● Task to carry out: Restate every entry word for word.

● Information provided:

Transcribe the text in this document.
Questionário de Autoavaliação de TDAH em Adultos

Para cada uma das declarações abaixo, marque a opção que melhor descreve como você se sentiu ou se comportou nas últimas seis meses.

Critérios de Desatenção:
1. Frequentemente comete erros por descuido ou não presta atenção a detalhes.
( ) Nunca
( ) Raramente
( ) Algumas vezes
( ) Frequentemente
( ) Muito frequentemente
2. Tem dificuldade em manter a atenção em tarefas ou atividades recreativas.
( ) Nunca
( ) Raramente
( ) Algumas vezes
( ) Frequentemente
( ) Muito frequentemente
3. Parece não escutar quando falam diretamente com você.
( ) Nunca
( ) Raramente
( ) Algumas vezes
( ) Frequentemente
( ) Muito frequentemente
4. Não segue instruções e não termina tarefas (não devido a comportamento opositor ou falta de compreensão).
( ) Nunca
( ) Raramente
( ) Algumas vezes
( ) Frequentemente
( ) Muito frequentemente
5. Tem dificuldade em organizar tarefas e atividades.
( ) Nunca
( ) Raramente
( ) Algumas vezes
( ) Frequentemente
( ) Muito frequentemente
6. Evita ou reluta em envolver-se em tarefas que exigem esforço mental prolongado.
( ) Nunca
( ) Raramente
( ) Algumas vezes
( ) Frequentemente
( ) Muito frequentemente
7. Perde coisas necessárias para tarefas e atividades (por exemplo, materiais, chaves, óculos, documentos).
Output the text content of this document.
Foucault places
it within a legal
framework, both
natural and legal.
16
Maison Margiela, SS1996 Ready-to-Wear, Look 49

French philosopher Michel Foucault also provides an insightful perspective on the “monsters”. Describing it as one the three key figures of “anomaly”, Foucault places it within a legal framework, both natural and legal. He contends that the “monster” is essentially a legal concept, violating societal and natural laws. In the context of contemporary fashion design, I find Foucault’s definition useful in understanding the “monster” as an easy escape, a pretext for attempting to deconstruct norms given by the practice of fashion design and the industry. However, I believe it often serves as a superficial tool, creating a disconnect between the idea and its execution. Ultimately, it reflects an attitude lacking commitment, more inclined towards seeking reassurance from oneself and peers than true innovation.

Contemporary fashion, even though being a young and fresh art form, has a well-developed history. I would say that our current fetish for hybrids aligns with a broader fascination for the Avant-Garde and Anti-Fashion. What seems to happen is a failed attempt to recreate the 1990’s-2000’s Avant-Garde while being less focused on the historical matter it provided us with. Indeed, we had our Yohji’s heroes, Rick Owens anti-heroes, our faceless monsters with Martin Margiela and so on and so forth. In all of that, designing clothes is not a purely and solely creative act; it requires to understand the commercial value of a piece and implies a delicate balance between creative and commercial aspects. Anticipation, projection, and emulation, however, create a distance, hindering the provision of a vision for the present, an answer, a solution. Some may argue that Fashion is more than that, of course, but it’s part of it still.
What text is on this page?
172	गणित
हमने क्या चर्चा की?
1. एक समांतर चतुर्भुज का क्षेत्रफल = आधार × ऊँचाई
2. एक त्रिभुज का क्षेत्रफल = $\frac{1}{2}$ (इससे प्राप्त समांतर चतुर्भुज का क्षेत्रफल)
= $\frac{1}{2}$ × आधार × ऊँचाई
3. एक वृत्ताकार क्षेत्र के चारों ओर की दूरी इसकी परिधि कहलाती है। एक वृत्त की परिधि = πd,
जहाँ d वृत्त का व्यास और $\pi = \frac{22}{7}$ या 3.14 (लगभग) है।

● Output for this exercise:
Transcribe the text in this document.
Questionário de Autoavaliação de TDAH em Adultos

Para cada uma das declarações abaixo, marque a opção que melhor descreve como você se sentiu ou se comportou nas últimas seis meses.

Critérios de Desatenção:
1. Frequentemente comete erros por descuido ou não presta atenção a detalhes.
( ) Nunca
( ) Raramente
( ) Algumas vezes
( ) Frequentemente
( ) Muito frequentemente
2. Tem dificuldade em manter a atenção em tarefas ou atividades recreativas.
( ) Nunca
( ) Raramente
( ) Algumas vezes
( ) Frequentemente
( ) Muito frequentemente
3. Parece não escutar quando falam diretamente com você.
( ) Nunca
( ) Raramente
( ) Algumas vezes
( ) Frequentemente
( ) Muito frequentemente
4. Não segue instruções e não termina tarefas (não devido a comportamento opositor ou falta de compreensão).
( ) Nunca
( ) Raramente
( ) Algumas vezes
( ) Frequentemente
( ) Muito frequentemente
5. Tem dificuldade em organizar tarefas e atividades.
( ) Nunca
( ) Raramente
( ) Algumas vezes
( ) Frequentemente
( ) Muito frequentemente
6. Evita ou reluta em envolver-se em tarefas que exigem esforço mental prolongado.
( ) Nunca
( ) Raramente
( ) Algumas vezes
( ) Frequentemente
( ) Muito frequentemente
7. Perde coisas necessárias para tarefas e atividades (por exemplo, materiais, chaves, óculos, documentos).
Output the text content of this document.
Foucault places
it within a legal
framework, both
natural and legal.
16
Maison Margiela, SS1996 Ready-to-Wear, Look 49

French philosopher Michel Foucault also provides an insightful perspective on the “monsters”. Describing it as one the three key figures of “anomaly”, Foucault places it within a legal framework, both natural and legal. He contends that the “monster” is essentially a legal concept, violating societal and natural laws. In the context of contemporary fashion design, I find Foucault’s definition useful in understanding the “monster” as an easy escape, a pretext for attempting to deconstruct norms given by the practice of fashion design and the industry. However, I believe it often serves as a superficial tool, creating a disconnect between the idea and its execution. Ultimately, it reflects an attitude lacking commitment, more inclined towards seeking reassurance from oneself and peers than true innovation.

Contemporary fashion, even though being a young and fresh art form, has a well-developed history. I would say that our current fetish for hybrids aligns with a broader fascination for the Avant-Garde and Anti-Fashion. What seems to happen is a failed attempt to recreate the 1990’s-2000’s Avant-Garde while being less focused on the historical matter it provided us with. Indeed, we had our Yohji’s heroes, Rick Owens anti-heroes, our faceless monsters with Martin Margiela and so on and so forth. In all of that, designing clothes is not a purely and solely creative act; it requires to understand the commercial value of a piece and implies a delicate balance between creative and commercial aspects. Anticipation, projection, and emulation, however, create a distance, hindering the provision of a vision for the present, an answer, a solution. Some may argue that Fashion is more than that, of course, but it’s part of it still.
What text is on this page?
172	गणित
हमने क्या चर्चा की?
1. एक समांतर चतुर्भुज का क्षेत्रफल = आधार × ऊँचाई
2. एक त्रिभुज का क्षेत्रफल = $\frac{1}{2}$ (इससे प्राप्त समांतर चतुर्भुज का क्षेत्रफल)
= $\frac{1}{2}$ × आधार × ऊँचाई
3. एक वृत्ताकार क्षेत्र के चारों ओर की दूरी इसकी परिधि कहलाती है। एक वृत्त की परिधि = πd,
जहाँ d वृत्त का व्यास और $\pi = \frac{22}{7}$ या 3.14 (लगभग) है।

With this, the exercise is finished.